* BEGIN *

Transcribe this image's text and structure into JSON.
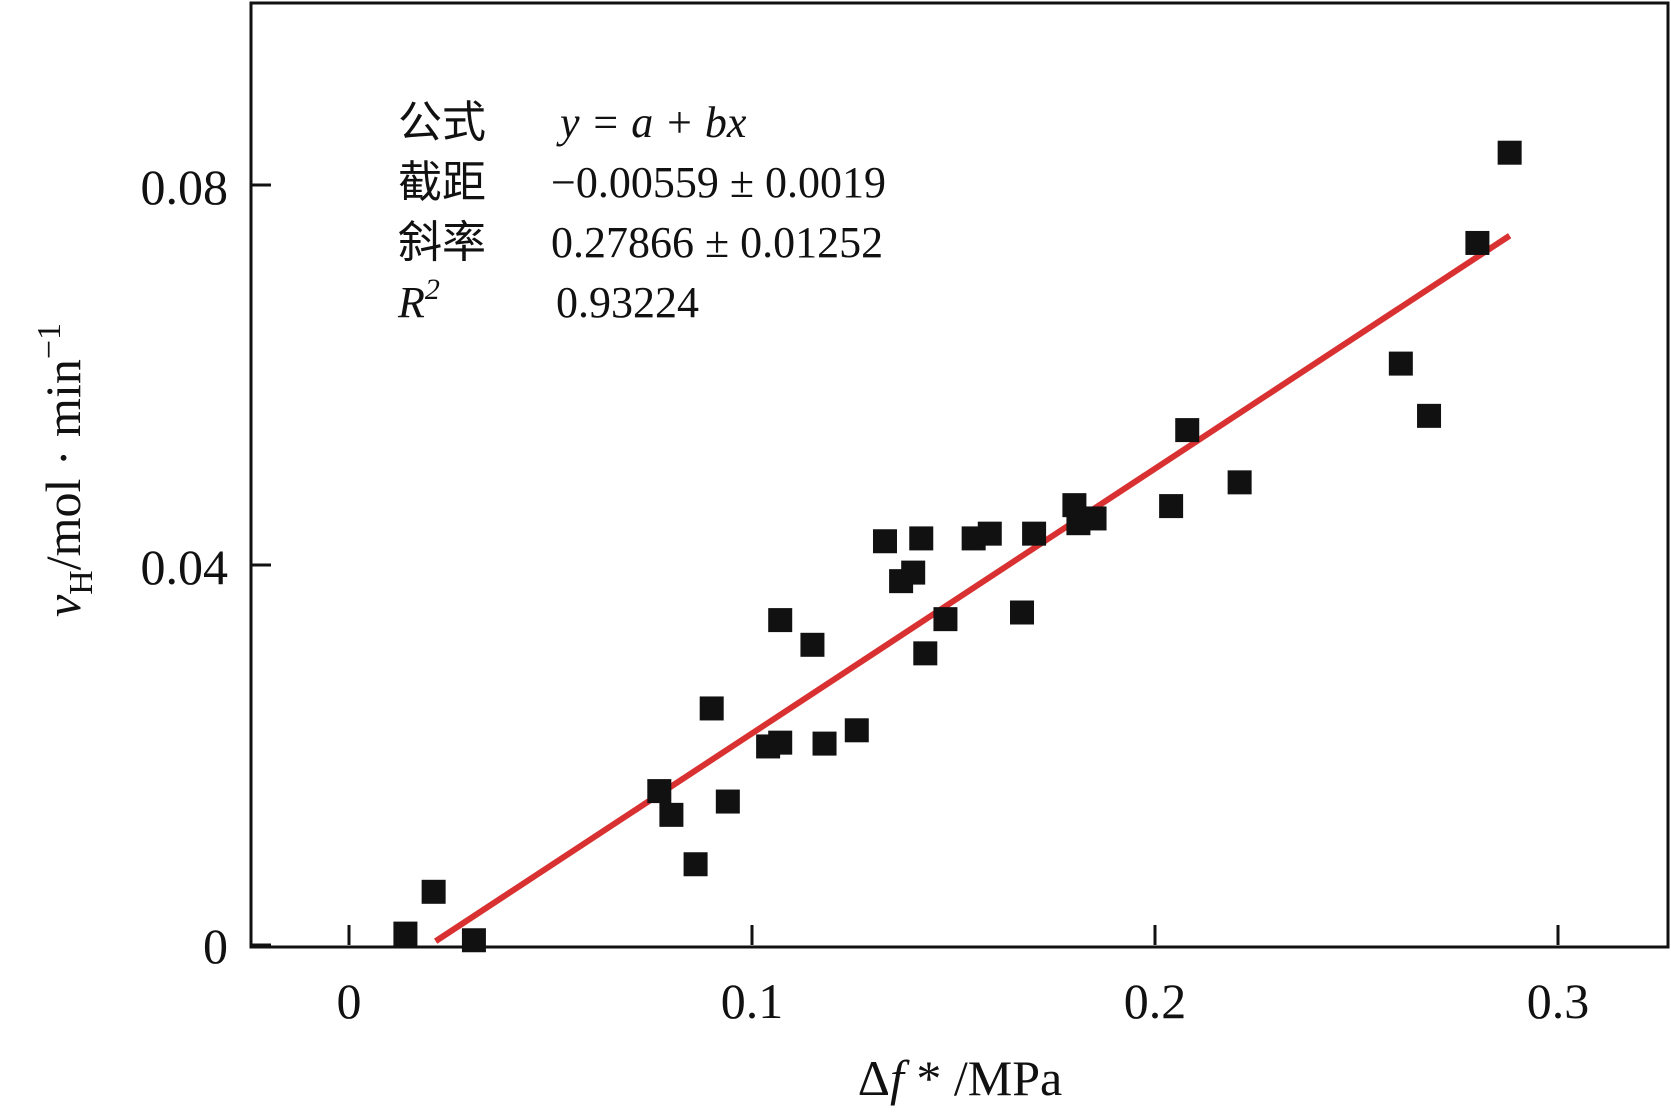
{
  "chart_data": {
    "type": "scatter",
    "xlabel": "Δf * /MPa",
    "ylabel": "vH/mol · min−1",
    "xlim": [
      -0.025,
      0.325
    ],
    "ylim": [
      0,
      0.0985
    ],
    "x_ticks": [
      "0",
      "0.1",
      "0.2",
      "0.3"
    ],
    "x_tick_values": [
      0,
      0.1,
      0.2,
      0.3
    ],
    "y_ticks": [
      "0",
      "0.04",
      "0.08"
    ],
    "y_tick_values": [
      0,
      0.04,
      0.08
    ],
    "grid": false,
    "points": [
      {
        "x": 0.014,
        "y": 0.0012
      },
      {
        "x": 0.021,
        "y": 0.0056
      },
      {
        "x": 0.031,
        "y": 0.0005
      },
      {
        "x": 0.077,
        "y": 0.0162
      },
      {
        "x": 0.08,
        "y": 0.0137
      },
      {
        "x": 0.086,
        "y": 0.0085
      },
      {
        "x": 0.09,
        "y": 0.0249
      },
      {
        "x": 0.094,
        "y": 0.0151
      },
      {
        "x": 0.104,
        "y": 0.0209
      },
      {
        "x": 0.107,
        "y": 0.0213
      },
      {
        "x": 0.107,
        "y": 0.0342
      },
      {
        "x": 0.115,
        "y": 0.0316
      },
      {
        "x": 0.118,
        "y": 0.0212
      },
      {
        "x": 0.126,
        "y": 0.0226
      },
      {
        "x": 0.133,
        "y": 0.0425
      },
      {
        "x": 0.137,
        "y": 0.0383
      },
      {
        "x": 0.14,
        "y": 0.0392
      },
      {
        "x": 0.142,
        "y": 0.0428
      },
      {
        "x": 0.143,
        "y": 0.0307
      },
      {
        "x": 0.148,
        "y": 0.0343
      },
      {
        "x": 0.155,
        "y": 0.0428
      },
      {
        "x": 0.159,
        "y": 0.0433
      },
      {
        "x": 0.167,
        "y": 0.035
      },
      {
        "x": 0.17,
        "y": 0.0433
      },
      {
        "x": 0.18,
        "y": 0.0463
      },
      {
        "x": 0.181,
        "y": 0.0444
      },
      {
        "x": 0.185,
        "y": 0.0449
      },
      {
        "x": 0.204,
        "y": 0.0462
      },
      {
        "x": 0.208,
        "y": 0.0542
      },
      {
        "x": 0.221,
        "y": 0.0487
      },
      {
        "x": 0.261,
        "y": 0.0612
      },
      {
        "x": 0.268,
        "y": 0.0557
      },
      {
        "x": 0.28,
        "y": 0.0739
      },
      {
        "x": 0.288,
        "y": 0.0834
      }
    ],
    "fit_line": {
      "intercept": -0.00559,
      "slope": 0.27866,
      "x_range": [
        0.0215,
        0.288
      ],
      "color": "#d93131"
    },
    "annotation": {
      "rows": [
        {
          "label": "公式",
          "value": "y = a + bx"
        },
        {
          "label": "截距",
          "value": "−0.00559 ± 0.0019"
        },
        {
          "label": "斜率",
          "value": "0.27866 ± 0.01252"
        },
        {
          "label": "R2",
          "value": "0.93224"
        }
      ]
    },
    "marker_color": "#111111",
    "marker": "square"
  }
}
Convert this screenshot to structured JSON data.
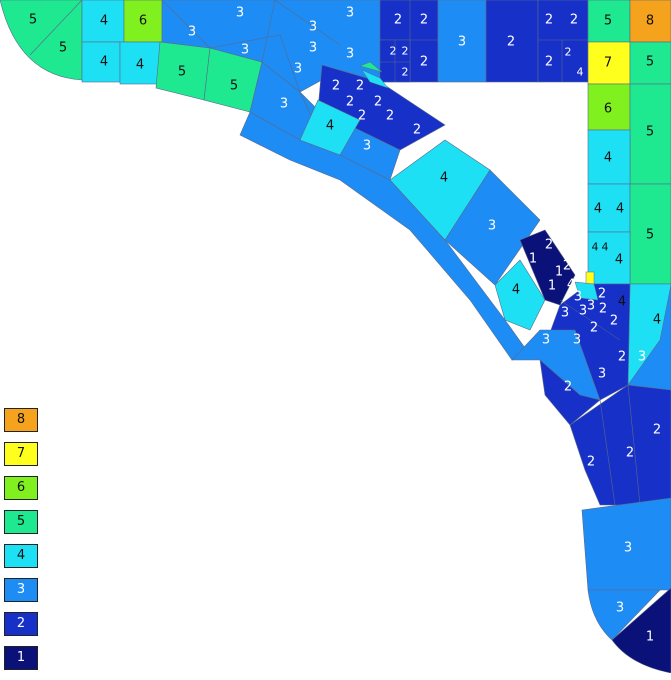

* END *

WRITTEN PROBLEM:
Set the listing down in full and exactly. Pictures within it should not appear in the copy.

TASK RESPONSE:
Transcribe this image's text and structure into JSON.
{
  "chart_data": {
    "type": "scatter",
    "xlabel": "Δf * /MPa",
    "ylabel": "vH/mol · min−1",
    "xlim": [
      -0.025,
      0.325
    ],
    "ylim": [
      0,
      0.0985
    ],
    "x_ticks": [
      "0",
      "0.1",
      "0.2",
      "0.3"
    ],
    "x_tick_values": [
      0,
      0.1,
      0.2,
      0.3
    ],
    "y_ticks": [
      "0",
      "0.04",
      "0.08"
    ],
    "y_tick_values": [
      0,
      0.04,
      0.08
    ],
    "grid": false,
    "points": [
      {
        "x": 0.014,
        "y": 0.0012
      },
      {
        "x": 0.021,
        "y": 0.0056
      },
      {
        "x": 0.031,
        "y": 0.0005
      },
      {
        "x": 0.077,
        "y": 0.0162
      },
      {
        "x": 0.08,
        "y": 0.0137
      },
      {
        "x": 0.086,
        "y": 0.0085
      },
      {
        "x": 0.09,
        "y": 0.0249
      },
      {
        "x": 0.094,
        "y": 0.0151
      },
      {
        "x": 0.104,
        "y": 0.0209
      },
      {
        "x": 0.107,
        "y": 0.0213
      },
      {
        "x": 0.107,
        "y": 0.0342
      },
      {
        "x": 0.115,
        "y": 0.0316
      },
      {
        "x": 0.118,
        "y": 0.0212
      },
      {
        "x": 0.126,
        "y": 0.0226
      },
      {
        "x": 0.133,
        "y": 0.0425
      },
      {
        "x": 0.137,
        "y": 0.0383
      },
      {
        "x": 0.14,
        "y": 0.0392
      },
      {
        "x": 0.142,
        "y": 0.0428
      },
      {
        "x": 0.143,
        "y": 0.0307
      },
      {
        "x": 0.148,
        "y": 0.0343
      },
      {
        "x": 0.155,
        "y": 0.0428
      },
      {
        "x": 0.159,
        "y": 0.0433
      },
      {
        "x": 0.167,
        "y": 0.035
      },
      {
        "x": 0.17,
        "y": 0.0433
      },
      {
        "x": 0.18,
        "y": 0.0463
      },
      {
        "x": 0.181,
        "y": 0.0444
      },
      {
        "x": 0.185,
        "y": 0.0449
      },
      {
        "x": 0.204,
        "y": 0.0462
      },
      {
        "x": 0.208,
        "y": 0.0542
      },
      {
        "x": 0.221,
        "y": 0.0487
      },
      {
        "x": 0.261,
        "y": 0.0612
      },
      {
        "x": 0.268,
        "y": 0.0557
      },
      {
        "x": 0.28,
        "y": 0.0739
      },
      {
        "x": 0.288,
        "y": 0.0834
      }
    ],
    "fit_line": {
      "intercept": -0.00559,
      "slope": 0.27866,
      "x_range": [
        0.0215,
        0.288
      ],
      "color": "#d93131"
    },
    "annotation": {
      "rows": [
        {
          "label": "公式",
          "value": "y = a + bx"
        },
        {
          "label": "截距",
          "value": "−0.00559 ± 0.0019"
        },
        {
          "label": "斜率",
          "value": "0.27866 ± 0.01252"
        },
        {
          "label": "R2",
          "value": "0.93224"
        }
      ]
    },
    "marker_color": "#111111",
    "marker": "square"
  }
}
Convert this screenshot to structured JSON data.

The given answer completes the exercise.